PROBLEM TO SOLVE
Select all lines with the string "true" in them, and copy those lines.

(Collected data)
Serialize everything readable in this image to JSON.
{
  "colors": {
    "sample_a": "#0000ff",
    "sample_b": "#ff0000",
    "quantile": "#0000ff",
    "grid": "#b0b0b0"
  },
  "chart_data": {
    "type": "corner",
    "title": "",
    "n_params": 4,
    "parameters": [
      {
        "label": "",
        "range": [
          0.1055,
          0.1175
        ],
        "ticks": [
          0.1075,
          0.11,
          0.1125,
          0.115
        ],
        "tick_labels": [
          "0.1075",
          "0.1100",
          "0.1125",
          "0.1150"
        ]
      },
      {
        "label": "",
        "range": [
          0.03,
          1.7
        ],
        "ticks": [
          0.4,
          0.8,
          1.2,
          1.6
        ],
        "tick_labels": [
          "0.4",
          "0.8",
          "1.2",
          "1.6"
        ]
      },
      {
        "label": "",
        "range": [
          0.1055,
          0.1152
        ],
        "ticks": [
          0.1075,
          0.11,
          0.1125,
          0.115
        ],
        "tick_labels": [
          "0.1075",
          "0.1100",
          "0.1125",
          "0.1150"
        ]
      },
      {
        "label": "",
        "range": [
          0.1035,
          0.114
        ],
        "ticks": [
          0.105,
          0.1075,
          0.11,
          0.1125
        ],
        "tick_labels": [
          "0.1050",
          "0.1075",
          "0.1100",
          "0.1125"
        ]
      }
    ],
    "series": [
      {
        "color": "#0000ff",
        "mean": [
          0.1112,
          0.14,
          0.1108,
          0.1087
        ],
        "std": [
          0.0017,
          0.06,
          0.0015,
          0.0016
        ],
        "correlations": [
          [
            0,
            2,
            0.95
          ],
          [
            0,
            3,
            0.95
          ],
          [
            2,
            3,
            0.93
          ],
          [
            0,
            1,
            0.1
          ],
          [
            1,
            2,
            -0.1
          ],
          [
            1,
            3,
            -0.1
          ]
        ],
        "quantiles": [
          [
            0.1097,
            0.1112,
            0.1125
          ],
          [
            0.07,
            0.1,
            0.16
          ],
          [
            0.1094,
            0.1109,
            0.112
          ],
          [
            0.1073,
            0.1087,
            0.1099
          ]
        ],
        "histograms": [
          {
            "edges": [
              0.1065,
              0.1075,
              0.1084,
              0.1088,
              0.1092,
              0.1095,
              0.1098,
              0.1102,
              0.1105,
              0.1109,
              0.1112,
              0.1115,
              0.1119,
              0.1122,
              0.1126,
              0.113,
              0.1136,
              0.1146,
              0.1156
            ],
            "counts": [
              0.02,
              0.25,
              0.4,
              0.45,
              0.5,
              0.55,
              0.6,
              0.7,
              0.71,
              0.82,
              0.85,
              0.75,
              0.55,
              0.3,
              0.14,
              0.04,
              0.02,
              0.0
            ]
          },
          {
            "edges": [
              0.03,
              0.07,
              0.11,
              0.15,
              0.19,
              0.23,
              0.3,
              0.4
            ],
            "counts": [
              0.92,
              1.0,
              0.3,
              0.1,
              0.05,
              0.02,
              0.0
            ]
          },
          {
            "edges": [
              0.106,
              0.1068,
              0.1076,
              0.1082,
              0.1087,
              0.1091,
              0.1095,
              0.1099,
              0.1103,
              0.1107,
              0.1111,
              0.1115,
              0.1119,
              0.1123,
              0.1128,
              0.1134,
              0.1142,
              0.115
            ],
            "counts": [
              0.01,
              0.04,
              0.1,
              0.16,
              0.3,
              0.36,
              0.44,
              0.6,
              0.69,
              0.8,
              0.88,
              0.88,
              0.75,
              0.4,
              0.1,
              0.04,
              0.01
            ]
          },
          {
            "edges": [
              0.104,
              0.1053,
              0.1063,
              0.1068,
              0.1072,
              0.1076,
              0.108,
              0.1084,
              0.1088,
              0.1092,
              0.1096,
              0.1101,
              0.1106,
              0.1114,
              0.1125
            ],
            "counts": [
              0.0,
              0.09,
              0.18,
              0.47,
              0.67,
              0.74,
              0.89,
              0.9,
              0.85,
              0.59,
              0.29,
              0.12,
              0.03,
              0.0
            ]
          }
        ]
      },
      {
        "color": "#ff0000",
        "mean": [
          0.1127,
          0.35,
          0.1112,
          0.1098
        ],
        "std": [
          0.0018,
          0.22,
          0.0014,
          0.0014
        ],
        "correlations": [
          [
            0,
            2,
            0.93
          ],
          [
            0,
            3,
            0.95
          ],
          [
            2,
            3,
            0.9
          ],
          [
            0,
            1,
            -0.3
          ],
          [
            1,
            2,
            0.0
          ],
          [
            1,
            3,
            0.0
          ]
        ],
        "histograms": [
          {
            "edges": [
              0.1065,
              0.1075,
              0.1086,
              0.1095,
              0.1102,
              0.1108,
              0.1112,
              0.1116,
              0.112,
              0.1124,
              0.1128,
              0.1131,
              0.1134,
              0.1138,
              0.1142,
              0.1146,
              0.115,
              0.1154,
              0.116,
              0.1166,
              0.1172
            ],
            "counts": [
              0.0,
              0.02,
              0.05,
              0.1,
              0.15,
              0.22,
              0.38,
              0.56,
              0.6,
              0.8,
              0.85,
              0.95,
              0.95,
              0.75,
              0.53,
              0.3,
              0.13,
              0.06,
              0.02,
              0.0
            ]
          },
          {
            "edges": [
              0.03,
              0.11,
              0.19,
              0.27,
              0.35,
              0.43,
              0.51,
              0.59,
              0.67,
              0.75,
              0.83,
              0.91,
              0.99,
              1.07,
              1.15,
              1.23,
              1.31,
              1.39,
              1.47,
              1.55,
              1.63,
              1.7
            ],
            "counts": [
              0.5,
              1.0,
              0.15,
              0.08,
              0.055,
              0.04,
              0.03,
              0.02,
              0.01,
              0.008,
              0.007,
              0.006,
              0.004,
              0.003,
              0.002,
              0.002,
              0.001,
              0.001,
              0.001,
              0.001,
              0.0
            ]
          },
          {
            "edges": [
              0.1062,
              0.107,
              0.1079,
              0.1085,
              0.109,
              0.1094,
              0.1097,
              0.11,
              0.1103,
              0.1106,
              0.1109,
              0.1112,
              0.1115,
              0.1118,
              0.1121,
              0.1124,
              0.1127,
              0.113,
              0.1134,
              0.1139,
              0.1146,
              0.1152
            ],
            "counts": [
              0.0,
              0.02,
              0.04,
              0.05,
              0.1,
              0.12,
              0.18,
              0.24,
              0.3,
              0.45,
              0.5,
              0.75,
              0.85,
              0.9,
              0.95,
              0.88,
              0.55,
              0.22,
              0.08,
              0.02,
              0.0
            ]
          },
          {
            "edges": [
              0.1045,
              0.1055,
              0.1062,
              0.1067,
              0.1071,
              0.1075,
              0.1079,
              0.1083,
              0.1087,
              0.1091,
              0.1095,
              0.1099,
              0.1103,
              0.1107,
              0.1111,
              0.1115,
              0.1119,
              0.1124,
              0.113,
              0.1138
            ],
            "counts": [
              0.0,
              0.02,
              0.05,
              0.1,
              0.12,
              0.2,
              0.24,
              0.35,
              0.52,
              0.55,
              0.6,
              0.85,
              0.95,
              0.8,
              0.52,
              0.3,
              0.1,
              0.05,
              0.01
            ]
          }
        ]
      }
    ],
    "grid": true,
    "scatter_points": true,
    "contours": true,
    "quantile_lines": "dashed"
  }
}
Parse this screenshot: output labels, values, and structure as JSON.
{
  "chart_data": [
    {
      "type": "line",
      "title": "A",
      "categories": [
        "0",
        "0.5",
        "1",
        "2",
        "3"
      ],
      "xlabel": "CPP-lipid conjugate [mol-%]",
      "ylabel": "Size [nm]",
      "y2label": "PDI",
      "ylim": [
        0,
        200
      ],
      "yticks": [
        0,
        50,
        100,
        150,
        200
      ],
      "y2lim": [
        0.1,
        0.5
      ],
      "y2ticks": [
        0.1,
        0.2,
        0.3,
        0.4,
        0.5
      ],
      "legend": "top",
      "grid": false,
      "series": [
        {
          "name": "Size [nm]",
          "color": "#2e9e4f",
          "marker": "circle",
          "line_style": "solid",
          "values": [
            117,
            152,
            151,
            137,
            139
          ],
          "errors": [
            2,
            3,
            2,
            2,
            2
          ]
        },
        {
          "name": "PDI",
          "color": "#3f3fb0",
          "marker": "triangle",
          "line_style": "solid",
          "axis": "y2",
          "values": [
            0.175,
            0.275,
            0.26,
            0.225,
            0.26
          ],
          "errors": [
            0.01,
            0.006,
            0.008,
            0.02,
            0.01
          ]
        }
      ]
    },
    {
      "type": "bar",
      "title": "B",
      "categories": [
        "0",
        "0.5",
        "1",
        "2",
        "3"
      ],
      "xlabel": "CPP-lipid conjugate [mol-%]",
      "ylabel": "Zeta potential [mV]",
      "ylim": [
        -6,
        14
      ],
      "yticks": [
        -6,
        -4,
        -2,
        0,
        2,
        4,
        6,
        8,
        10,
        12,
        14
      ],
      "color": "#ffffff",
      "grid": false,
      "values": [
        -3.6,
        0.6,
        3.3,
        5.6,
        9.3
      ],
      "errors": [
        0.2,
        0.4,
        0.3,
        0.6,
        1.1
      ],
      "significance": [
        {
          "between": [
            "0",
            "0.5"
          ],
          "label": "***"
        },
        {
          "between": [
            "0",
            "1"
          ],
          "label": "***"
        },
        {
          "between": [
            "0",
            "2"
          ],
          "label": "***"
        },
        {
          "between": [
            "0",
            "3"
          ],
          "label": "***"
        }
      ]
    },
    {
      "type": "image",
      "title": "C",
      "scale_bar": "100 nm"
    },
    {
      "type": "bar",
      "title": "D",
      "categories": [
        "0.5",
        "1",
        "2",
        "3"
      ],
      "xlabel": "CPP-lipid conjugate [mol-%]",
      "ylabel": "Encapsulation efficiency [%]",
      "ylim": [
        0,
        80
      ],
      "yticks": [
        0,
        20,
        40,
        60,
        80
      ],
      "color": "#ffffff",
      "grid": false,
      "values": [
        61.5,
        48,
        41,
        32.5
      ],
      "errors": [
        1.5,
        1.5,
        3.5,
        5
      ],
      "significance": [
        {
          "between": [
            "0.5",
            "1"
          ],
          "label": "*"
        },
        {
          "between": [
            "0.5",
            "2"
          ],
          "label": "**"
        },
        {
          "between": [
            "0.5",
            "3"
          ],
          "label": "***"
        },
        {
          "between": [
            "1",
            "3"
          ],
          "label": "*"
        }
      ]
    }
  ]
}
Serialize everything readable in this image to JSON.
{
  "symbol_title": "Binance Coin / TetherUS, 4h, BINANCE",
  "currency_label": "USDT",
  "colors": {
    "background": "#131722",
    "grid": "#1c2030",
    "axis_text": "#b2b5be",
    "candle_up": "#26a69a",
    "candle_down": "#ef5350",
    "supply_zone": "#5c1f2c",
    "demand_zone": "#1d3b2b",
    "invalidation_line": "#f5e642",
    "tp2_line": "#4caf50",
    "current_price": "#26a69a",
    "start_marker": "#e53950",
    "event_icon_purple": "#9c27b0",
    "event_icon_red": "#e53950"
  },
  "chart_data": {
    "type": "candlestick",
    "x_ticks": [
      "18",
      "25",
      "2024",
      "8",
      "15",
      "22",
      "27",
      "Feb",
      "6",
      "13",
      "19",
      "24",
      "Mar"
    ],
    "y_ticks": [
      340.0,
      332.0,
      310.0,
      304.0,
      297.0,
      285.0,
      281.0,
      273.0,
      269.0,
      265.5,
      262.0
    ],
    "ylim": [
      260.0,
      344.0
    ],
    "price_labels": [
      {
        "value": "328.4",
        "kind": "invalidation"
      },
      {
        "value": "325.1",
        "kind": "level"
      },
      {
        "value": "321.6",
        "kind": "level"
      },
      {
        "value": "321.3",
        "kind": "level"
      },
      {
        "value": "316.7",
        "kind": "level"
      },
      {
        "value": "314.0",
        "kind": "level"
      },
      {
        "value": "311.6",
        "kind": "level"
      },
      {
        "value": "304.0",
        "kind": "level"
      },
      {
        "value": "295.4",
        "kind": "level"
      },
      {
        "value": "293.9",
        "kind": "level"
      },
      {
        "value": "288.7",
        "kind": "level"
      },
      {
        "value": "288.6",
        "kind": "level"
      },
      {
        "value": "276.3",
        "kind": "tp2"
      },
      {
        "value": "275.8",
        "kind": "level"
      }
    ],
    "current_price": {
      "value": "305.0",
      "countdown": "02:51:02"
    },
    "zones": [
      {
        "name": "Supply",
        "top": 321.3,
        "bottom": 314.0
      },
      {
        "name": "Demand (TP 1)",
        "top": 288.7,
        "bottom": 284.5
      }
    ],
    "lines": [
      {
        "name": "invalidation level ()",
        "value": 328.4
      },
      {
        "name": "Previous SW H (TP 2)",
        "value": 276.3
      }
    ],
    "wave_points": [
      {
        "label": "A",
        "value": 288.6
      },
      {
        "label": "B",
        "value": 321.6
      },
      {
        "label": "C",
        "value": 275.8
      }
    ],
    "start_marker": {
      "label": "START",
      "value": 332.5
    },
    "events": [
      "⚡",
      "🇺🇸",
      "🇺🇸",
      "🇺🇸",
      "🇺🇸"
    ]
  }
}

ANSWER FOR THIS EXERCISE
    "grid": true,
    "scatter_points": true,
    "contours": true,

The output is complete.